→ Exercise description
Exclude the pictures and return every line exactly as written.
─── Records for this exercise
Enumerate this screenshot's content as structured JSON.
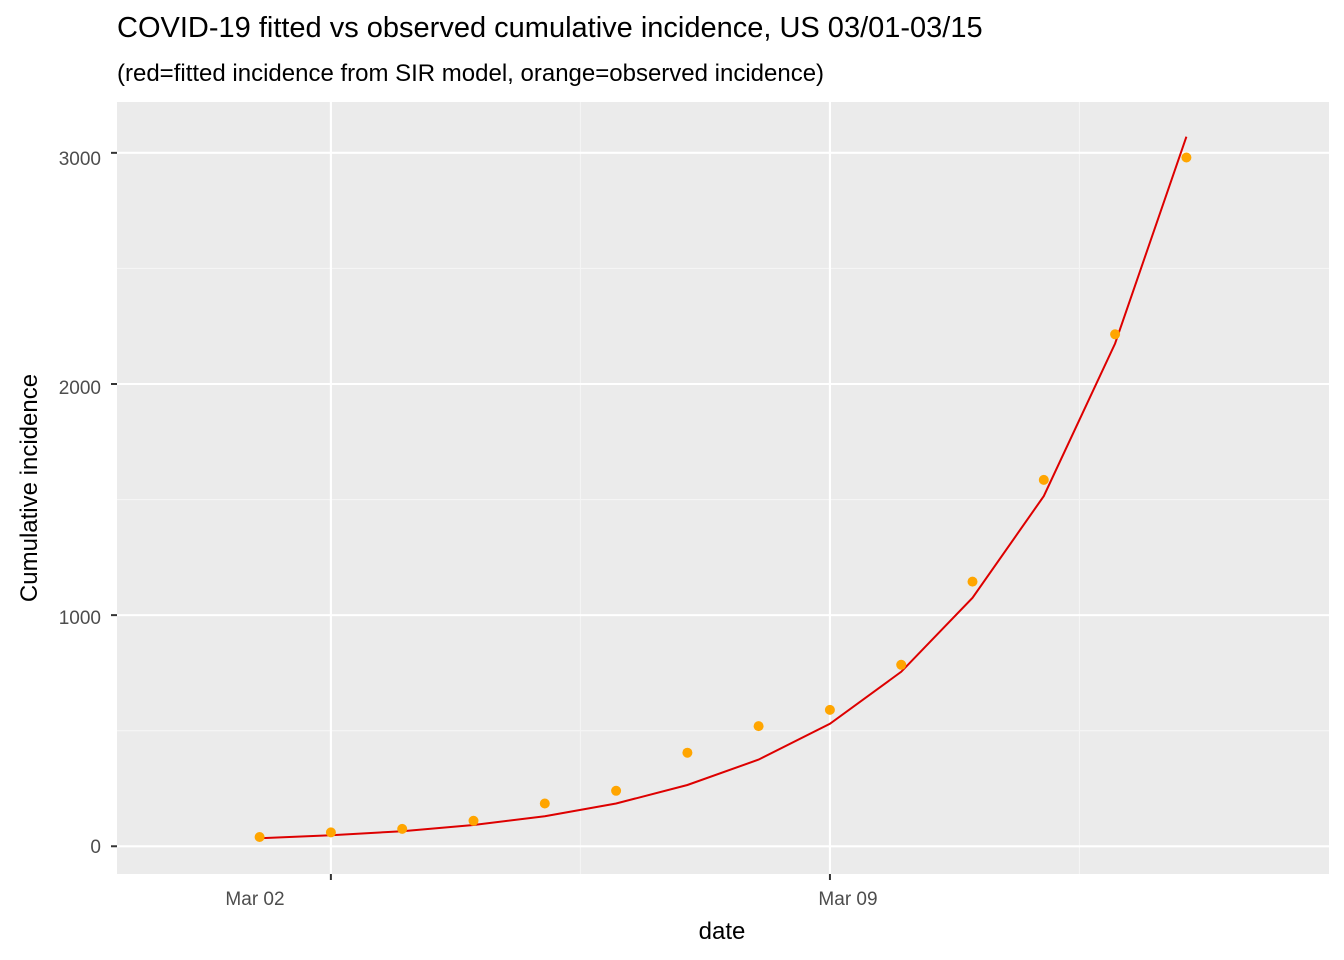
{
  "chart_data": {
    "type": "line",
    "title": "COVID-19 fitted vs observed cumulative incidence, US 03/01-03/15",
    "subtitle": "(red=fitted incidence from SIR model, orange=observed incidence)",
    "xlabel": "date",
    "ylabel": "Cumulative incidence",
    "x_tick_labels": [
      "Mar 02",
      "Mar 09"
    ],
    "y_ticks": [
      0,
      1000,
      2000,
      3000
    ],
    "xlim": [
      "2020-02-28",
      "2020-03-16"
    ],
    "ylim": [
      -120,
      3220
    ],
    "grid": true,
    "legend": "none",
    "x": [
      "2020-03-01",
      "2020-03-02",
      "2020-03-03",
      "2020-03-04",
      "2020-03-05",
      "2020-03-06",
      "2020-03-07",
      "2020-03-08",
      "2020-03-09",
      "2020-03-10",
      "2020-03-11",
      "2020-03-12",
      "2020-03-13",
      "2020-03-14"
    ],
    "series": [
      {
        "type": "line",
        "color": "#dd0000",
        "values": [
          35,
          48,
          65,
          92,
          130,
          185,
          265,
          375,
          530,
          755,
          1075,
          1515,
          2175,
          3070
        ]
      },
      {
        "type": "scatter",
        "color": "#ffa500",
        "values": [
          40,
          60,
          75,
          110,
          185,
          240,
          405,
          520,
          590,
          785,
          1145,
          1585,
          2215,
          2980
        ]
      }
    ],
    "colors": {
      "panel_background": "#ebebeb",
      "grid_major": "#ffffff",
      "grid_minor": "#f5f5f5",
      "fitted_line": "#dd0000",
      "observed_points": "#ffa500"
    }
  }
}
──────
→ Exercise result
Enumerate this screenshot's content as structured JSON.
{
  "chart_data": {
    "type": "line",
    "title": "COVID-19 fitted vs observed cumulative incidence, US 03/01-03/15",
    "subtitle": "(red=fitted incidence from SIR model, orange=observed incidence)",
    "xlabel": "date",
    "ylabel": "Cumulative incidence",
    "x_tick_labels": [
      "Mar 02",
      "Mar 09"
    ],
    "y_ticks": [
      0,
      1000,
      2000,
      3000
    ],
    "xlim": [
      "2020-02-28",
      "2020-03-16"
    ],
    "ylim": [
      -120,
      3220
    ],
    "grid": true,
    "legend": "none",
    "x": [
      "2020-03-01",
      "2020-03-02",
      "2020-03-03",
      "2020-03-04",
      "2020-03-05",
      "2020-03-06",
      "2020-03-07",
      "2020-03-08",
      "2020-03-09",
      "2020-03-10",
      "2020-03-11",
      "2020-03-12",
      "2020-03-13",
      "2020-03-14"
    ],
    "series": [
      {
        "type": "line",
        "color": "#dd0000",
        "values": [
          35,
          48,
          65,
          92,
          130,
          185,
          265,
          375,
          530,
          755,
          1075,
          1515,
          2175,
          3070
        ]
      },
      {
        "type": "scatter",
        "color": "#ffa500",
        "values": [
          40,
          60,
          75,
          110,
          185,
          240,
          405,
          520,
          590,
          785,
          1145,
          1585,
          2215,
          2980
        ]
      }
    ],
    "colors": {
      "panel_background": "#ebebeb",
      "grid_major": "#ffffff",
      "grid_minor": "#f5f5f5",
      "fitted_line": "#dd0000",
      "observed_points": "#ffa500"
    }
  }
}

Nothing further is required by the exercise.